Exactly reproduce each record listed below.
____________
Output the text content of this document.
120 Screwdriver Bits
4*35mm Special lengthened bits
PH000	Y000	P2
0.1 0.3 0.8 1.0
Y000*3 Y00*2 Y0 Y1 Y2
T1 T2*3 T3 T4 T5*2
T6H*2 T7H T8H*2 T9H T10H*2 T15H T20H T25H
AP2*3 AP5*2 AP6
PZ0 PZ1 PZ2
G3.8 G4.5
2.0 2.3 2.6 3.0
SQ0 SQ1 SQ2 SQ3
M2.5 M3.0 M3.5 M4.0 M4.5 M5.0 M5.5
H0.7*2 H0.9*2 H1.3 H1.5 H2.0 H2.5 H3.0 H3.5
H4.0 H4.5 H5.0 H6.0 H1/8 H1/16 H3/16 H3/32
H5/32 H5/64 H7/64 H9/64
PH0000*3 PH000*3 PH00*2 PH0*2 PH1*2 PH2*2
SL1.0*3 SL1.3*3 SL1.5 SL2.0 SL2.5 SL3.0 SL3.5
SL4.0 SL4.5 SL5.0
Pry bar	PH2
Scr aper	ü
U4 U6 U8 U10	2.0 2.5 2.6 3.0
____________
EXERCISE RESPONSE |
Output the text content of this document.
120 Screwdriver Bits
4*35mm Special lengthened bits
PH000	Y000	P2
0.1 0.3 0.8 1.0
Y000*3 Y00*2 Y0 Y1 Y2
T1 T2*3 T3 T4 T5*2
T6H*2 T7H T8H*2 T9H T10H*2 T15H T20H T25H
AP2*3 AP5*2 AP6
PZ0 PZ1 PZ2
G3.8 G4.5
2.0 2.3 2.6 3.0
SQ0 SQ1 SQ2 SQ3
M2.5 M3.0 M3.5 M4.0 M4.5 M5.0 M5.5
H0.7*2 H0.9*2 H1.3 H1.5 H2.0 H2.5 H3.0 H3.5
H4.0 H4.5 H5.0 H6.0 H1/8 H1/16 H3/16 H3/32
H5/32 H5/64 H7/64 H9/64
PH0000*3 PH000*3 PH00*2 PH0*2 PH1*2 PH2*2
SL1.0*3 SL1.3*3 SL1.5 SL2.0 SL2.5 SL3.0 SL3.5
SL4.0 SL4.5 SL5.0
Pry bar	PH2
Scr aper	ü
U4 U6 U8 U10	2.0 2.5 2.6 3.0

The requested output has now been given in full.